**RECORD LIST:**
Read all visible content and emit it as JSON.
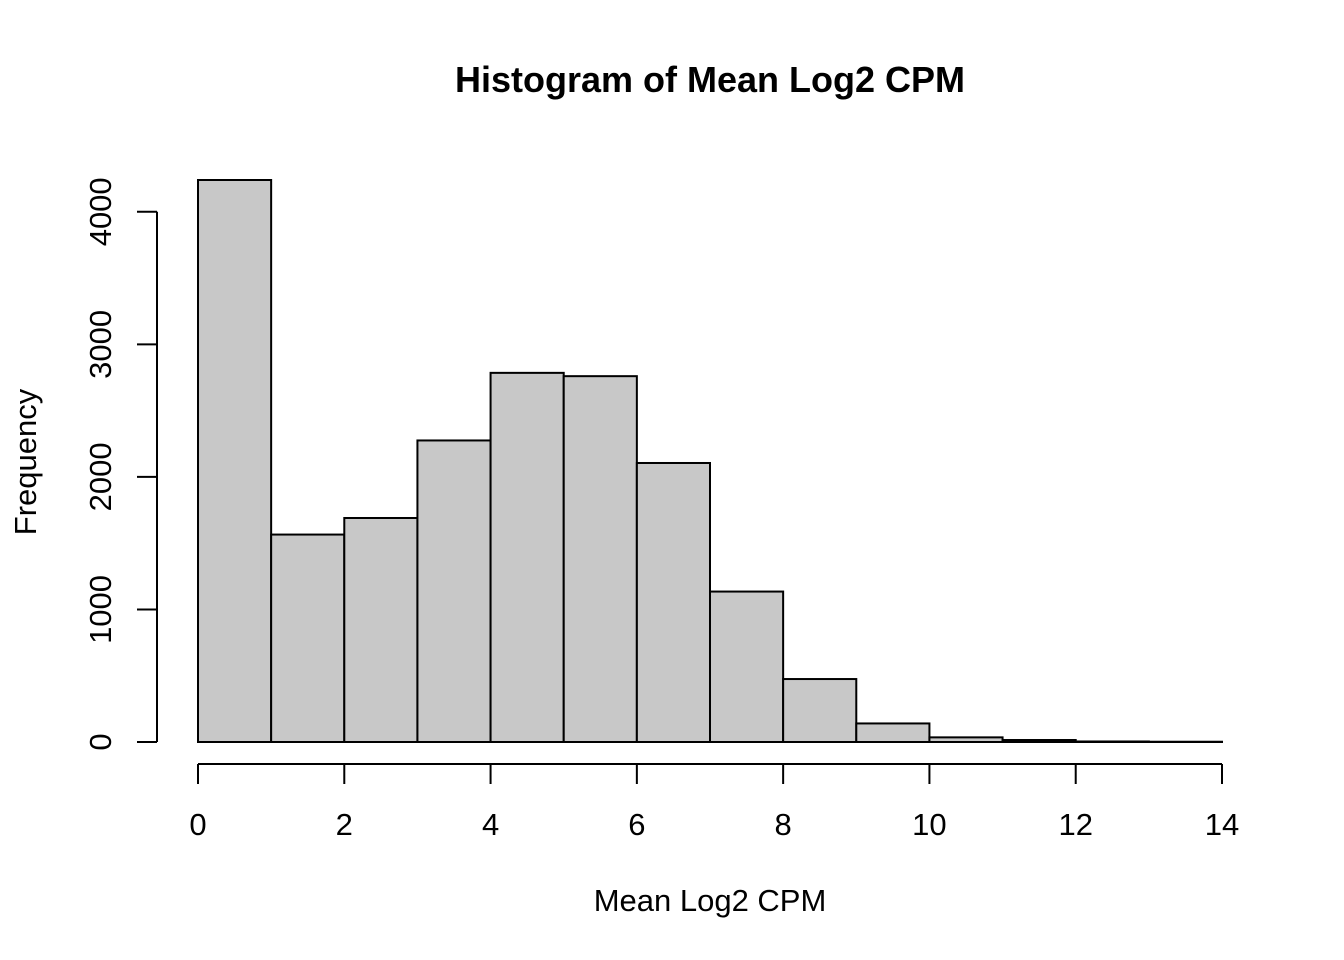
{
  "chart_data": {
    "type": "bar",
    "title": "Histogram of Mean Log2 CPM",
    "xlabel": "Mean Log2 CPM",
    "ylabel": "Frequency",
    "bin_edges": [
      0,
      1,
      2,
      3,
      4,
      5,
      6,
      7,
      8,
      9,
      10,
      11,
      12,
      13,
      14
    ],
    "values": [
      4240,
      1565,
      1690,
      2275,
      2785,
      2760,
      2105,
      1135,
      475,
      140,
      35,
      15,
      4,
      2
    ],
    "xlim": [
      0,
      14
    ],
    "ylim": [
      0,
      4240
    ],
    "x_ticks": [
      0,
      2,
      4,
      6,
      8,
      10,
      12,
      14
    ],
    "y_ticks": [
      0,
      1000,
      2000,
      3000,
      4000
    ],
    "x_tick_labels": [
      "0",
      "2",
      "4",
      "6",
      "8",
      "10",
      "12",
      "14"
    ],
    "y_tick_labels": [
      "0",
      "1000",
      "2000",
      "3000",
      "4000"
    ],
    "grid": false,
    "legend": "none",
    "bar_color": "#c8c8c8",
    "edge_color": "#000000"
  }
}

* * *

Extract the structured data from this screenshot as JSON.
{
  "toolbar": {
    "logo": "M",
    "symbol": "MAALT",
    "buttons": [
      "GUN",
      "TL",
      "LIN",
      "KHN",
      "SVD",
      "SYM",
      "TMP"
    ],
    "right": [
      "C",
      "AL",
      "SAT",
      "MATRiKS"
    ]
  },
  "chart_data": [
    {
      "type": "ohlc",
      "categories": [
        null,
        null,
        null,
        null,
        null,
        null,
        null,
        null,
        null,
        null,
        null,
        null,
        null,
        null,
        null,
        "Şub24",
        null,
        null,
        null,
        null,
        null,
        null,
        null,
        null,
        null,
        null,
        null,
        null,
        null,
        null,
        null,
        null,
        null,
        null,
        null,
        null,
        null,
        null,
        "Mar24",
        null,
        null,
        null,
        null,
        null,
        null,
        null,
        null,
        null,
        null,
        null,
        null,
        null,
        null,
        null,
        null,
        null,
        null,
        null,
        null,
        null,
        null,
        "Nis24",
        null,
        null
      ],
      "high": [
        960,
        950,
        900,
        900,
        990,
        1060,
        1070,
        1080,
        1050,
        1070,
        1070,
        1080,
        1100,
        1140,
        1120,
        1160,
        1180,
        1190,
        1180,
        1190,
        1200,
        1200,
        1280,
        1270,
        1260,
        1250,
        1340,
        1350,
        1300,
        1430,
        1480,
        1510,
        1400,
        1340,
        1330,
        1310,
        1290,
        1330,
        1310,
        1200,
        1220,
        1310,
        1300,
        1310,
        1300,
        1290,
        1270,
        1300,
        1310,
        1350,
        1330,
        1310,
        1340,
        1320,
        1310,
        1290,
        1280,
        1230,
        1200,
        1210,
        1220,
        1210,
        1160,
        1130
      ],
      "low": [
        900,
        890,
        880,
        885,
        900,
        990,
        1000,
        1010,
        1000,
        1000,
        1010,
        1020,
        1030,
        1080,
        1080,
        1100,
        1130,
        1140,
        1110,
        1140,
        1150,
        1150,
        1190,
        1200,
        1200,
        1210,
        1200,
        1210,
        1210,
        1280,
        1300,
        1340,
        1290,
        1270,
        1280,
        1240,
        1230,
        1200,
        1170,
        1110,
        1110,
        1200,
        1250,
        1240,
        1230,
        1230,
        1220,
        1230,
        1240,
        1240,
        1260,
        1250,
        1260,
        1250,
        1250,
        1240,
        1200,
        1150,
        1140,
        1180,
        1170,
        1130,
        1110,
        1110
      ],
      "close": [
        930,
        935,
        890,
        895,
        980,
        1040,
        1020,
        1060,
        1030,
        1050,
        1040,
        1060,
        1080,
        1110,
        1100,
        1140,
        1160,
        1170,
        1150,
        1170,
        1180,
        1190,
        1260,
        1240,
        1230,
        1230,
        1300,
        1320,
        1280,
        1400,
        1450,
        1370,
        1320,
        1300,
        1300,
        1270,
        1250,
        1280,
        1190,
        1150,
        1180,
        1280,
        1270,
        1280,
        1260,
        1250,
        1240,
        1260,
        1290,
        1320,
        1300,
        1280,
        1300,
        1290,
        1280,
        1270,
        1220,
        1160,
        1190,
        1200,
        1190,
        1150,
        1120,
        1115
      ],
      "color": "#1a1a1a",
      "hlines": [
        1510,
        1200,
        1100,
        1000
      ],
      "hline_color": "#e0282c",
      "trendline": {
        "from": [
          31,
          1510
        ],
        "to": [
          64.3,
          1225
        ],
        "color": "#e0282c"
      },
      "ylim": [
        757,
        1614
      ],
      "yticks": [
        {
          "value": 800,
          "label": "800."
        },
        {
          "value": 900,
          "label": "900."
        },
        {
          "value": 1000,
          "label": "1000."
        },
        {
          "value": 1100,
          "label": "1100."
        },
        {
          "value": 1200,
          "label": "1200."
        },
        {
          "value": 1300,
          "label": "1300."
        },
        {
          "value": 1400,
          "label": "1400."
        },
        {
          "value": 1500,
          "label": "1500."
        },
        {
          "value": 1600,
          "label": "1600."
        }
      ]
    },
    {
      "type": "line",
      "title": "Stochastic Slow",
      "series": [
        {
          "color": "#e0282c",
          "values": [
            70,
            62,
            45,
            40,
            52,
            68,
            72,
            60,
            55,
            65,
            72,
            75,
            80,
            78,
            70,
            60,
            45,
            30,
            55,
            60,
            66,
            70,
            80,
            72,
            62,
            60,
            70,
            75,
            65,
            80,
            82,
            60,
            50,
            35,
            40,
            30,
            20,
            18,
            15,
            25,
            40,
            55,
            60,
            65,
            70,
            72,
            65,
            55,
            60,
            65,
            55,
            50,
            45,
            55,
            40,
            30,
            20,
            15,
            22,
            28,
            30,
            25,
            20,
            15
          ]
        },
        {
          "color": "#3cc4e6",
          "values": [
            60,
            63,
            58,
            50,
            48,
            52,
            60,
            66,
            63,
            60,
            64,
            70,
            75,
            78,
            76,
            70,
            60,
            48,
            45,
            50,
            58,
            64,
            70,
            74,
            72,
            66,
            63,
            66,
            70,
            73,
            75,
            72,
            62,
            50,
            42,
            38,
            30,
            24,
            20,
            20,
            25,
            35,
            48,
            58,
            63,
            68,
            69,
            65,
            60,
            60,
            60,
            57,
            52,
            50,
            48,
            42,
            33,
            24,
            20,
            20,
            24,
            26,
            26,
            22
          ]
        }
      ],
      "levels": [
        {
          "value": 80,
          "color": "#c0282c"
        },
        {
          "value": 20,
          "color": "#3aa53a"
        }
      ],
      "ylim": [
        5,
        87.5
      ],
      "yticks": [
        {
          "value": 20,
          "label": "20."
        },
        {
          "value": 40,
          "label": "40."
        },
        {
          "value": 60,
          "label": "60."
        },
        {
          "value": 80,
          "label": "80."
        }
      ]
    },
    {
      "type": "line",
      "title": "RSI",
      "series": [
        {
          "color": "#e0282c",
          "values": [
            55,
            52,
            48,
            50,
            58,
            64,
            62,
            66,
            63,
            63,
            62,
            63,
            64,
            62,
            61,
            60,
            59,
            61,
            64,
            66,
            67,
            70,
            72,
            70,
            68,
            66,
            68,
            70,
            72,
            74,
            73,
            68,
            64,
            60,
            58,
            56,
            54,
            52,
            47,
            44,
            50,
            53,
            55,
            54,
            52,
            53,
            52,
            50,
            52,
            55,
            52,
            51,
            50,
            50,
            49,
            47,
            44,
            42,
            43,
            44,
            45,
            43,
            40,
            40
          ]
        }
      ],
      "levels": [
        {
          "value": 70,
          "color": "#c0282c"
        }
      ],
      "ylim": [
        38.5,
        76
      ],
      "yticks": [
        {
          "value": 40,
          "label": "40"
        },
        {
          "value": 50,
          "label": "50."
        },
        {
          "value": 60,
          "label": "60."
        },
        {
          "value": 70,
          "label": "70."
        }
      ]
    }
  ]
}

**TASK DETAILS:**
Report the number of lines in the listing above that include the word "from", and nothing else.

**WRITTEN REPLY:**
2